Exercise aim: Copy all of the records below verbatim.

Material shown:

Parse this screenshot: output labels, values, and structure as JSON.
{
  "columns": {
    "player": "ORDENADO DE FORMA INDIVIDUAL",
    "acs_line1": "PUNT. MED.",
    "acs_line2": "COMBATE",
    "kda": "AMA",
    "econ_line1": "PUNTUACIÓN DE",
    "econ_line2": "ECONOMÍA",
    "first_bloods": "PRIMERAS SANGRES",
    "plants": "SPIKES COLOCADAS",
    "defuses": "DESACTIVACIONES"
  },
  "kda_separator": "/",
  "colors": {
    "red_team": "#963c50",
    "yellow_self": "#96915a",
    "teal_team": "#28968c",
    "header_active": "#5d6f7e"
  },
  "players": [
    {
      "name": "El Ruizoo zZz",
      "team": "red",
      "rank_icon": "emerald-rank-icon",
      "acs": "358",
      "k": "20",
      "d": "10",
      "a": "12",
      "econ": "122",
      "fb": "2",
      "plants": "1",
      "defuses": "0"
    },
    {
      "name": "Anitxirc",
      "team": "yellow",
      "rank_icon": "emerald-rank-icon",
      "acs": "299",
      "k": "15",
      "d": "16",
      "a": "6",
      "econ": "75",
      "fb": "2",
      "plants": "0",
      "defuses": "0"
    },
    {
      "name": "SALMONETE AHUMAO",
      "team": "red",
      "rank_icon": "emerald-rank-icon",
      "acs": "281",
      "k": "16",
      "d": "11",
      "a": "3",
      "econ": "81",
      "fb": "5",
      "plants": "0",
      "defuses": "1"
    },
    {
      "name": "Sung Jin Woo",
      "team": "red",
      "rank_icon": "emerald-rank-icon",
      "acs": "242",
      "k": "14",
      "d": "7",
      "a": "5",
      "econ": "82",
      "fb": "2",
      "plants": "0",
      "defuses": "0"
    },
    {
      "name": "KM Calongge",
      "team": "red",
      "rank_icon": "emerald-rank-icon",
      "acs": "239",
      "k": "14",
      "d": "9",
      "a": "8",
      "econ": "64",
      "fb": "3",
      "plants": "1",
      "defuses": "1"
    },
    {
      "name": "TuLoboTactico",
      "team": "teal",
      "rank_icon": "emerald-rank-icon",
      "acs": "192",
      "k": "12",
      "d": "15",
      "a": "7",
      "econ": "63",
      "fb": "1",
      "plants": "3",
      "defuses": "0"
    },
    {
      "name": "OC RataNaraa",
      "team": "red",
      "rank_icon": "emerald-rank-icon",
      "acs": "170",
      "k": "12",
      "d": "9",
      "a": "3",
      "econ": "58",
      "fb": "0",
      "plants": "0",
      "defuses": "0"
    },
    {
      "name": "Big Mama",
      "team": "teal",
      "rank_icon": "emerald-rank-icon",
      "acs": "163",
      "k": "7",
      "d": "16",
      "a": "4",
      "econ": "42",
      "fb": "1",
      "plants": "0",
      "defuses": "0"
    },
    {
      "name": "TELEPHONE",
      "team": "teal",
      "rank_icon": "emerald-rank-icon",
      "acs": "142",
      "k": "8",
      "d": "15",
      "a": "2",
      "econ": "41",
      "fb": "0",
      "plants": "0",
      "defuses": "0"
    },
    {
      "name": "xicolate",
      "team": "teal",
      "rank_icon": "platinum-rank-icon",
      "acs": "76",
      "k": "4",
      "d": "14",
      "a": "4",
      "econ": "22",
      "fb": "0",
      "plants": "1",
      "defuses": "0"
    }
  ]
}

Exercise answer:
Parse this screenshot: output labels, values, and structure as JSON.
{
  "columns": {
    "player": "ORDENADO DE FORMA INDIVIDUAL",
    "acs_line1": "PUNT. MED.",
    "acs_line2": "COMBATE",
    "kda": "AMA",
    "econ_line1": "PUNTUACIÓN DE",
    "econ_line2": "ECONOMÍA",
    "first_bloods": "PRIMERAS SANGRES",
    "plants": "SPIKES COLOCADAS",
    "defuses": "DESACTIVACIONES"
  },
  "kda_separator": "/",
  "colors": {
    "red_team": "#963c50",
    "yellow_self": "#96915a",
    "teal_team": "#28968c",
    "header_active": "#5d6f7e"
  },
  "players": [
    {
      "name": "El Ruizoo zZz",
      "team": "red",
      "rank_icon": "emerald-rank-icon",
      "acs": "358",
      "k": "20",
      "d": "10",
      "a": "12",
      "econ": "122",
      "fb": "2",
      "plants": "1",
      "defuses": "0"
    },
    {
      "name": "Anitxirc",
      "team": "yellow",
      "rank_icon": "emerald-rank-icon",
      "acs": "299",
      "k": "15",
      "d": "16",
      "a": "6",
      "econ": "75",
      "fb": "2",
      "plants": "0",
      "defuses": "0"
    },
    {
      "name": "SALMONETE AHUMAO",
      "team": "red",
      "rank_icon": "emerald-rank-icon",
      "acs": "281",
      "k": "16",
      "d": "11",
      "a": "3",
      "econ": "81",
      "fb": "5",
      "plants": "0",
      "defuses": "1"
    },
    {
      "name": "Sung Jin Woo",
      "team": "red",
      "rank_icon": "emerald-rank-icon",
      "acs": "242",
      "k": "14",
      "d": "7",
      "a": "5",
      "econ": "82",
      "fb": "2",
      "plants": "0",
      "defuses": "0"
    },
    {
      "name": "KM Calongge",
      "team": "red",
      "rank_icon": "emerald-rank-icon",
      "acs": "239",
      "k": "14",
      "d": "9",
      "a": "8",
      "econ": "64",
      "fb": "3",
      "plants": "1",
      "defuses": "1"
    },
    {
      "name": "TuLoboTactico",
      "team": "teal",
      "rank_icon": "emerald-rank-icon",
      "acs": "192",
      "k": "12",
      "d": "15",
      "a": "7",
      "econ": "63",
      "fb": "1",
      "plants": "3",
      "defuses": "0"
    },
    {
      "name": "OC RataNaraa",
      "team": "red",
      "rank_icon": "emerald-rank-icon",
      "acs": "170",
      "k": "12",
      "d": "9",
      "a": "3",
      "econ": "58",
      "fb": "0",
      "plants": "0",
      "defuses": "0"
    },
    {
      "name": "Big Mama",
      "team": "teal",
      "rank_icon": "emerald-rank-icon",
      "acs": "163",
      "k": "7",
      "d": "16",
      "a": "4",
      "econ": "42",
      "fb": "1",
      "plants": "0",
      "defuses": "0"
    },
    {
      "name": "TELEPHONE",
      "team": "teal",
      "rank_icon": "emerald-rank-icon",
      "acs": "142",
      "k": "8",
      "d": "15",
      "a": "2",
      "econ": "41",
      "fb": "0",
      "plants": "0",
      "defuses": "0"
    },
    {
      "name": "xicolate",
      "team": "teal",
      "rank_icon": "platinum-rank-icon",
      "acs": "76",
      "k": "4",
      "d": "14",
      "a": "4",
      "econ": "22",
      "fb": "0",
      "plants": "1",
      "defuses": "0"
    }
  ]
}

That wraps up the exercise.